◆ **SET PROBLEM**:
Retype each line of the material exactly, please, skipping any picture in it.
[Start of SUPPLIED ENTRIES]
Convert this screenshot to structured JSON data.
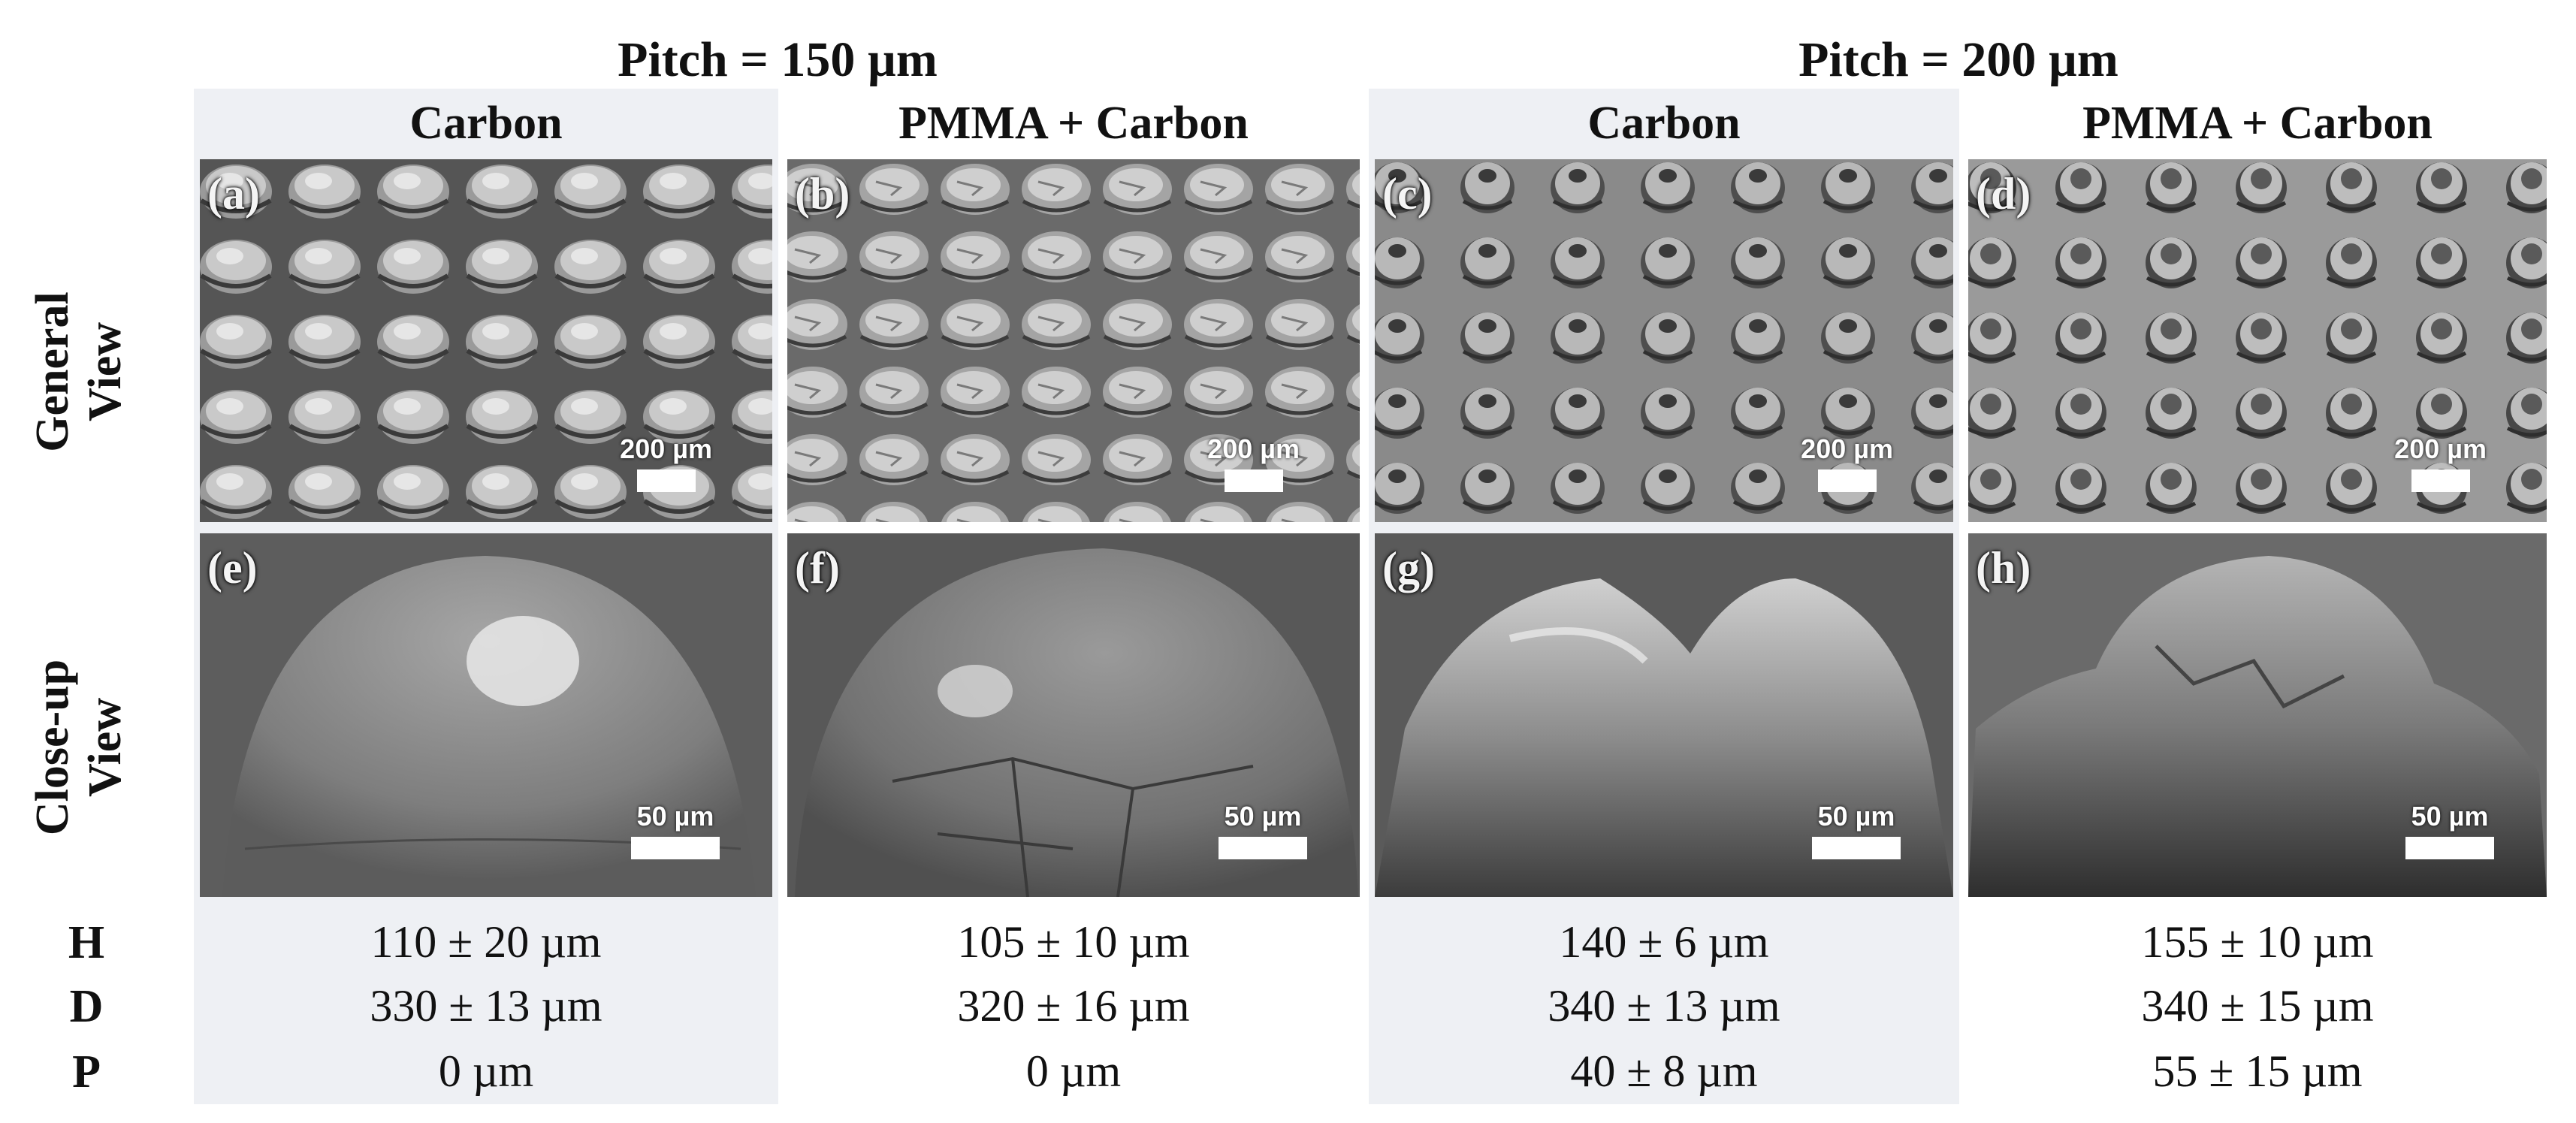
{
  "pitch_headers": [
    "Pitch = 150 µm",
    "Pitch = 200 µm"
  ],
  "columns": [
    "Carbon",
    "PMMA + Carbon",
    "Carbon",
    "PMMA + Carbon"
  ],
  "rows": {
    "general": [
      "General",
      "View"
    ],
    "closeup": [
      "Close-up",
      "View"
    ]
  },
  "panels": {
    "general": [
      {
        "label": "(a)",
        "scale": "200 µm"
      },
      {
        "label": "(b)",
        "scale": "200 µm"
      },
      {
        "label": "(c)",
        "scale": "200 µm"
      },
      {
        "label": "(d)",
        "scale": "200 µm"
      }
    ],
    "closeup": [
      {
        "label": "(e)",
        "scale": "50 µm"
      },
      {
        "label": "(f)",
        "scale": "50 µm"
      },
      {
        "label": "(g)",
        "scale": "50 µm"
      },
      {
        "label": "(h)",
        "scale": "50 µm"
      }
    ]
  },
  "measurements": {
    "labels": [
      "H",
      "D",
      "P"
    ],
    "values": [
      [
        "110 ± 20 µm",
        "105 ± 10 µm",
        "140 ± 6 µm",
        "155 ± 10 µm"
      ],
      [
        "330 ± 13 µm",
        "320 ± 16 µm",
        "340 ± 13 µm",
        "340 ± 15 µm"
      ],
      [
        "0 µm",
        "0 µm",
        "40 ± 8 µm",
        "55 ± 15 µm"
      ]
    ]
  }
}
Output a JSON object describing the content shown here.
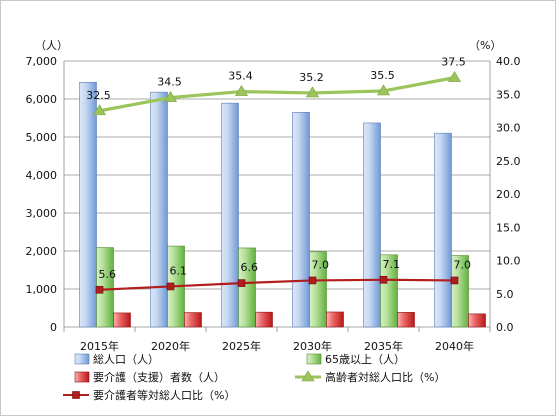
{
  "chart_data": {
    "type": "bar",
    "categories": [
      "2015年",
      "2020年",
      "2025年",
      "2030年",
      "2035年",
      "2040年"
    ],
    "y_left": {
      "unit": "（人）",
      "ylim": [
        0,
        7000
      ],
      "ticks": [
        "0",
        "1,000",
        "2,000",
        "3,000",
        "4,000",
        "5,000",
        "6,000",
        "7,000"
      ]
    },
    "y_right": {
      "unit": "（%）",
      "ylim": [
        0,
        40
      ],
      "ticks": [
        "0.0",
        "5.0",
        "10.0",
        "15.0",
        "20.0",
        "25.0",
        "30.0",
        "35.0",
        "40.0"
      ]
    },
    "bar_series": [
      {
        "name": "総人口（人）",
        "values": [
          6440,
          6180,
          5890,
          5650,
          5370,
          5100
        ],
        "color": "#8fb4e3"
      },
      {
        "name": "65歳以上（人）",
        "values": [
          2090,
          2130,
          2080,
          1980,
          1900,
          1880
        ],
        "color": "#8fce6a"
      },
      {
        "name": "要介護（支援）者数（人）",
        "values": [
          370,
          380,
          390,
          395,
          385,
          345
        ],
        "color": "#e03030"
      }
    ],
    "line_series": [
      {
        "name": "高齢者対総人口比（%）",
        "values": [
          32.5,
          34.5,
          35.4,
          35.2,
          35.5,
          37.5
        ],
        "labels": [
          "32.5",
          "34.5",
          "35.4",
          "35.2",
          "35.5",
          "37.5"
        ],
        "color": "#9bc45a"
      },
      {
        "name": "要介護者等対総人口比（%）",
        "values": [
          5.6,
          6.1,
          6.6,
          7.0,
          7.1,
          7.0
        ],
        "labels": [
          "5.6",
          "6.1",
          "6.6",
          "7.0",
          "7.1",
          "7.0"
        ],
        "color": "#b01e1e"
      }
    ],
    "grid": true,
    "legend_position": "bottom"
  }
}
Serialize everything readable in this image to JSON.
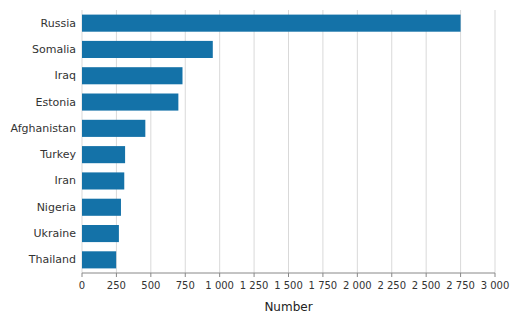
{
  "chart_data": {
    "type": "bar",
    "orientation": "horizontal",
    "categories": [
      "Thailand",
      "Ukraine",
      "Nigeria",
      "Iran",
      "Turkey",
      "Afghanistan",
      "Estonia",
      "Iraq",
      "Somalia",
      "Russia"
    ],
    "values": [
      248,
      268,
      283,
      307,
      313,
      460,
      700,
      730,
      950,
      2750
    ],
    "color": "#1472a8",
    "xlabel": "Number",
    "xlim": [
      0,
      3000
    ],
    "xticks": [
      0,
      250,
      500,
      750,
      {
        "value": 1000,
        "label": "1 000"
      },
      {
        "value": 1250,
        "label": "1 250"
      },
      {
        "value": 1500,
        "label": "1 500"
      },
      {
        "value": 1750,
        "label": "1 750"
      },
      {
        "value": 2000,
        "label": "2 000"
      },
      {
        "value": 2250,
        "label": "2 250"
      },
      {
        "value": 2500,
        "label": "2 500"
      },
      {
        "value": 2750,
        "label": "2 750"
      },
      {
        "value": 3000,
        "label": "3 000"
      }
    ],
    "grid": true
  }
}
[End of SUPPLIED ENTRIES]
◆ **ANSWER TO THIS TASK**:
Convert this screenshot to structured JSON data.
{
  "pitch_headers": [
    "Pitch = 150 µm",
    "Pitch = 200 µm"
  ],
  "columns": [
    "Carbon",
    "PMMA + Carbon",
    "Carbon",
    "PMMA + Carbon"
  ],
  "rows": {
    "general": [
      "General",
      "View"
    ],
    "closeup": [
      "Close-up",
      "View"
    ]
  },
  "panels": {
    "general": [
      {
        "label": "(a)",
        "scale": "200 µm"
      },
      {
        "label": "(b)",
        "scale": "200 µm"
      },
      {
        "label": "(c)",
        "scale": "200 µm"
      },
      {
        "label": "(d)",
        "scale": "200 µm"
      }
    ],
    "closeup": [
      {
        "label": "(e)",
        "scale": "50 µm"
      },
      {
        "label": "(f)",
        "scale": "50 µm"
      },
      {
        "label": "(g)",
        "scale": "50 µm"
      },
      {
        "label": "(h)",
        "scale": "50 µm"
      }
    ]
  },
  "measurements": {
    "labels": [
      "H",
      "D",
      "P"
    ],
    "values": [
      [
        "110 ± 20 µm",
        "105 ± 10 µm",
        "140 ± 6 µm",
        "155 ± 10 µm"
      ],
      [
        "330 ± 13 µm",
        "320 ± 16 µm",
        "340 ± 13 µm",
        "340 ± 15 µm"
      ],
      [
        "0 µm",
        "0 µm",
        "40 ± 8 µm",
        "55 ± 15 µm"
      ]
    ]
  }
}
Output a JSON object describing the content shown here.
{
  "chart_data": {
    "type": "bar",
    "categories": [
      "2015年",
      "2020年",
      "2025年",
      "2030年",
      "2035年",
      "2040年"
    ],
    "y_left": {
      "unit": "（人）",
      "ylim": [
        0,
        7000
      ],
      "ticks": [
        "0",
        "1,000",
        "2,000",
        "3,000",
        "4,000",
        "5,000",
        "6,000",
        "7,000"
      ]
    },
    "y_right": {
      "unit": "（%）",
      "ylim": [
        0,
        40
      ],
      "ticks": [
        "0.0",
        "5.0",
        "10.0",
        "15.0",
        "20.0",
        "25.0",
        "30.0",
        "35.0",
        "40.0"
      ]
    },
    "bar_series": [
      {
        "name": "総人口（人）",
        "values": [
          6440,
          6180,
          5890,
          5650,
          5370,
          5100
        ],
        "color": "#8fb4e3"
      },
      {
        "name": "65歳以上（人）",
        "values": [
          2090,
          2130,
          2080,
          1980,
          1900,
          1880
        ],
        "color": "#8fce6a"
      },
      {
        "name": "要介護（支援）者数（人）",
        "values": [
          370,
          380,
          390,
          395,
          385,
          345
        ],
        "color": "#e03030"
      }
    ],
    "line_series": [
      {
        "name": "高齢者対総人口比（%）",
        "values": [
          32.5,
          34.5,
          35.4,
          35.2,
          35.5,
          37.5
        ],
        "labels": [
          "32.5",
          "34.5",
          "35.4",
          "35.2",
          "35.5",
          "37.5"
        ],
        "color": "#9bc45a"
      },
      {
        "name": "要介護者等対総人口比（%）",
        "values": [
          5.6,
          6.1,
          6.6,
          7.0,
          7.1,
          7.0
        ],
        "labels": [
          "5.6",
          "6.1",
          "6.6",
          "7.0",
          "7.1",
          "7.0"
        ],
        "color": "#b01e1e"
      }
    ],
    "grid": true,
    "legend_position": "bottom"
  }
}
Serialize everything readable in this image to JSON.
{
  "chart_data": {
    "type": "bar",
    "orientation": "horizontal",
    "categories": [
      "Thailand",
      "Ukraine",
      "Nigeria",
      "Iran",
      "Turkey",
      "Afghanistan",
      "Estonia",
      "Iraq",
      "Somalia",
      "Russia"
    ],
    "values": [
      248,
      268,
      283,
      307,
      313,
      460,
      700,
      730,
      950,
      2750
    ],
    "color": "#1472a8",
    "xlabel": "Number",
    "xlim": [
      0,
      3000
    ],
    "xticks": [
      0,
      250,
      500,
      750,
      {
        "value": 1000,
        "label": "1 000"
      },
      {
        "value": 1250,
        "label": "1 250"
      },
      {
        "value": 1500,
        "label": "1 500"
      },
      {
        "value": 1750,
        "label": "1 750"
      },
      {
        "value": 2000,
        "label": "2 000"
      },
      {
        "value": 2250,
        "label": "2 250"
      },
      {
        "value": 2500,
        "label": "2 500"
      },
      {
        "value": 2750,
        "label": "2 750"
      },
      {
        "value": 3000,
        "label": "3 000"
      }
    ],
    "grid": true
  }
}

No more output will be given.